■ **Questions**:
1. According to the text on LILRA1, which pro-inflammatory cytokines are released when LILRA1 is activated?
2. Write a continuation of the text on LILRA1, starting after its last sentence.

■ **Document extract**:
....................

Immune Cell Activation:

• LILRA1’s expression on monocytes, macrophages, and other myeloid cells allows it to play a pivotal role in immune activation. Ligand binding triggers the ITAM signaling pathway, resulting in cellular activation, increased phagocytic activity, and the release of inflammatory cytokines.
• This receptor's activation contributes to the innate immune response, enhancing the ability of myeloid cells to recognize and respond to pathogens.

Promotion of Cytokine Production:

• LILRA1 activation leads to the release of pro-inflammatory cytokines such as IL-1β, TNF-α, and IL-6, which are essential in the early stages of infection and inflammation. These cytokines help recruit immune cells to sites of infection or injury and promote inflammation.
• The release of cytokines also helps shape adaptive immunity by influencing the activation and differentiation of T cells.

Role in Host Defense:

• LILRA1’s activating role makes it essential in host defense, particularly against bacterial and viral infections. The receptor’s presence on macrophages and neutrophils enhances phagocytic activity, facilitating pathogen clearance.
• Some studies suggest that LILRA1 may play a role in the immune response to viruses by promoting antiviral cytokine production and enhancing the activity of natural killer (NK) cells.

Modulation of Monocyte and Macrophage Functions:

• LILRA1 regulates monocyte and macrophage activity by promoting cell differentiation and enhancing phagocytosis. These functions are critical in both innate immunity and the development of adaptive immune responses.

....................

Saved entries:
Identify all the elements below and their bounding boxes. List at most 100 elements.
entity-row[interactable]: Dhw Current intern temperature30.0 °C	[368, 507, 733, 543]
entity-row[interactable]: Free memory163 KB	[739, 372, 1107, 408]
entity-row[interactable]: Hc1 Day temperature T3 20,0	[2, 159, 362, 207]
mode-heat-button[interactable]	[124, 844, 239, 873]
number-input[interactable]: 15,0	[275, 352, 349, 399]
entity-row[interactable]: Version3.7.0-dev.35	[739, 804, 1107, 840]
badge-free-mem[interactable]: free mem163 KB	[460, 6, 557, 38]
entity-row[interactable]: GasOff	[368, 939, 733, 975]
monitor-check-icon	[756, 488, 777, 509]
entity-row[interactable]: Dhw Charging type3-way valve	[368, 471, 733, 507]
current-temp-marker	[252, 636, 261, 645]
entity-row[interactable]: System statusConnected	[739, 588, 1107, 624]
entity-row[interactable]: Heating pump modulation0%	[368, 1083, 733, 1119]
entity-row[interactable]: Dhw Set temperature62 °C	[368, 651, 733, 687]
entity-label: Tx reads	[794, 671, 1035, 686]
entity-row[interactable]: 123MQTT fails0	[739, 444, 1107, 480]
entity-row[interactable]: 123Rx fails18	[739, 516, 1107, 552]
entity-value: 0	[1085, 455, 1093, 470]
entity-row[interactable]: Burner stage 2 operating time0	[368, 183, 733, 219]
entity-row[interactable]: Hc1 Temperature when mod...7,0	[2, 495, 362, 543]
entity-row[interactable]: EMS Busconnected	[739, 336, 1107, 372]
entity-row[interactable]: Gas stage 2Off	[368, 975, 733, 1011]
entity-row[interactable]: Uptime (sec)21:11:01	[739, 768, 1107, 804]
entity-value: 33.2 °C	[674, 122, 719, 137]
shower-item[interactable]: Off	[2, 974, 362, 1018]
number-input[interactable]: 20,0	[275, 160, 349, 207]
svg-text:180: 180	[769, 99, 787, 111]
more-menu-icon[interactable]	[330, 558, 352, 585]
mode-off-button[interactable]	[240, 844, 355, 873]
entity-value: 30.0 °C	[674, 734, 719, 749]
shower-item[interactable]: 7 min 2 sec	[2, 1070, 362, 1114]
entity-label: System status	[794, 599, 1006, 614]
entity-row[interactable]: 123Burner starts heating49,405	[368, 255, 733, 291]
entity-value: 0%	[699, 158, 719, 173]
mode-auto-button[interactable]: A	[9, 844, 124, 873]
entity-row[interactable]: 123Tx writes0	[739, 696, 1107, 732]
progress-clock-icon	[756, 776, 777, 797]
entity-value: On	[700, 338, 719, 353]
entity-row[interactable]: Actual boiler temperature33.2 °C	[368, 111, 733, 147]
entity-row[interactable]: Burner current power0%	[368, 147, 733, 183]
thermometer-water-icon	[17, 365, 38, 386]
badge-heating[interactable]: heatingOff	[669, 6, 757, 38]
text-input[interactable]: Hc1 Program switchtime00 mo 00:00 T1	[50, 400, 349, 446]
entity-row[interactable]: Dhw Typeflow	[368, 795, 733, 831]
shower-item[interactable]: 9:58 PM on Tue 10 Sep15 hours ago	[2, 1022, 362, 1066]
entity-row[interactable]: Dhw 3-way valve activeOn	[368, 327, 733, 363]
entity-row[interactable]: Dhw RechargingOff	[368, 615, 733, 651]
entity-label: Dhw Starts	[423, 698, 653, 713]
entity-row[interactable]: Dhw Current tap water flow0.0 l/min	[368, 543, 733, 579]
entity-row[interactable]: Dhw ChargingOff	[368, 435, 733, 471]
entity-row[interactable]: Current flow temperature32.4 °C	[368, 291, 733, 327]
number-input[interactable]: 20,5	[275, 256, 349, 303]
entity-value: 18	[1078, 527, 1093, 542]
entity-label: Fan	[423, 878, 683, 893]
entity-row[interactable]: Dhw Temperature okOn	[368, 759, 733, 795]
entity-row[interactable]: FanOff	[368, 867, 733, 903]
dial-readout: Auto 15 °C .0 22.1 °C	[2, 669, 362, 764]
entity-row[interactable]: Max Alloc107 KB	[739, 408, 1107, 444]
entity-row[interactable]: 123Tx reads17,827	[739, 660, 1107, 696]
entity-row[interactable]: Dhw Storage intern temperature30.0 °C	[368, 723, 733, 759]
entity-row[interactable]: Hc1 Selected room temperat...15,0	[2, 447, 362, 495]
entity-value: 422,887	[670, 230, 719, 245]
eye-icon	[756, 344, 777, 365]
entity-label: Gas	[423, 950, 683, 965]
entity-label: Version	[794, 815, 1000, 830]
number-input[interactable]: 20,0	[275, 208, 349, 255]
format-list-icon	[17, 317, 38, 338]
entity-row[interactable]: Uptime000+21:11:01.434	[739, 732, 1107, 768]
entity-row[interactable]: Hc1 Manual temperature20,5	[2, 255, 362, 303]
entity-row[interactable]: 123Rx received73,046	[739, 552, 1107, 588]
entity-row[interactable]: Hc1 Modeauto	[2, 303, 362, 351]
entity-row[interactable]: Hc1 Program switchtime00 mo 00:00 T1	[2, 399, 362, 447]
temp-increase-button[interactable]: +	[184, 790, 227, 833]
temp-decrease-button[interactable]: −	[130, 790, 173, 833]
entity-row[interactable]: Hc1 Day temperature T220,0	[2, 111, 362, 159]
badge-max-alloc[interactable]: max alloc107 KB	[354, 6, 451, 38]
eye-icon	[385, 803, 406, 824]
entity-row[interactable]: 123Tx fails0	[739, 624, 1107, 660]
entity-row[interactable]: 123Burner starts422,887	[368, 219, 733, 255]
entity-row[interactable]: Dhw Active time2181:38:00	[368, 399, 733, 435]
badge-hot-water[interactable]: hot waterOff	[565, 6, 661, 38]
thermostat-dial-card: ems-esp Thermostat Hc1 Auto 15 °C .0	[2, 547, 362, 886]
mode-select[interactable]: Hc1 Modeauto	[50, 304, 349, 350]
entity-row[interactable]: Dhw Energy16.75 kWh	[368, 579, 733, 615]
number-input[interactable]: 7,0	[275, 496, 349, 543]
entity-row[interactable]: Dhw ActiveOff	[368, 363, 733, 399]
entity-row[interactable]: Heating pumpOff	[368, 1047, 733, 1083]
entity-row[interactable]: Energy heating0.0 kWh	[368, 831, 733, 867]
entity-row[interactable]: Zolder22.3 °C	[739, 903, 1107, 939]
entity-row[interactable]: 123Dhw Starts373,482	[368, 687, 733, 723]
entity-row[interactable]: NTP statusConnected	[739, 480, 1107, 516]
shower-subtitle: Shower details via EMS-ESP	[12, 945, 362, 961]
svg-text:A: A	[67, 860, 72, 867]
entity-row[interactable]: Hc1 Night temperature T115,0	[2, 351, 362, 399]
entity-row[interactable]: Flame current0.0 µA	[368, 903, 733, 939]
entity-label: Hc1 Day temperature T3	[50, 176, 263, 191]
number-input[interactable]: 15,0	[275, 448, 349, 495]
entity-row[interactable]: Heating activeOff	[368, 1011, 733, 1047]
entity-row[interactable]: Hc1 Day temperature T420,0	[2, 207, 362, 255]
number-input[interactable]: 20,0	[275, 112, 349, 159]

....................

■ **Task results**:
1. IL-1β, TNF-α, and IL-6.

2.
Clinical Issues

Autoimmune Diseases:

• Dysregulation of LILRA1 has been linked to autoimmune diseases such as rheumatoid arthritis (RA) and systemic lupus erythematosus (SLE). Overexpression or hyperactivation of LILRA1 can lead to excessive cytokine production and inflammation, contributing to tissue damage in autoimmune conditions.

Chronic Inflammatory Diseases:

• Chronic activation of LILRA1 is associated with diseases characterized by persistent inflammation, including inflammatory bowel disease (IBD) and atherosclerosis. In these conditions, continuous LILRA1 activation may exacerbate inflammatory responses, leading to tissue damage.

Cancer:

• In the tumor microenvironment, LILRA1 may play a dual role. On one hand, it could promote anti-tumor immunity by activating immune cells, while on the other hand, chronic LILRA1 activation could potentially lead to immune exhaustion, impairing anti-tumor responses. The precise role of LILRA1 in cancer immunity is still under investigation, but it represents a potential target for immunotherapy.

Infectious Diseases:

• The role of LILRA1 in host defense makes it relevant in infectious diseases, especially in cases where an enhanced immune response is beneficial. However, in chronic infections like HIV or hepatitis B, persistent activation of LILRA1 could contribute to immune exhaustion, reducing the ability to control infection over time.

Therapeutic Targeting:

• LILRA1 is a potential therapeutic target for modulating immune responses. In autoimmune diseases, inhibiting LILRA1 could reduce inflammation and cytokine production, alleviating symptoms. Conversely, in immunosuppressive conditions or infections, activating LILRA1 could enhance immune responses.

Summary

LILRA1, a member of the leukocyte immunoglobulin-like receptor family, is an activating receptor expressed on myeloid cells such as monocytes, macrophages, and certain granulocytes. The receptor plays a critical role in immune cell activation, promoting cytokine production, and enhancing phagocytic activity, thus contributing to the body’s defense against infections. Structurally, LILRA1 consists of two extracellular Ig-like domains, a single-pass transmembrane domain, and a short cytoplasmic tail that associates with ITAM-bearing adaptor proteins for signal transduction.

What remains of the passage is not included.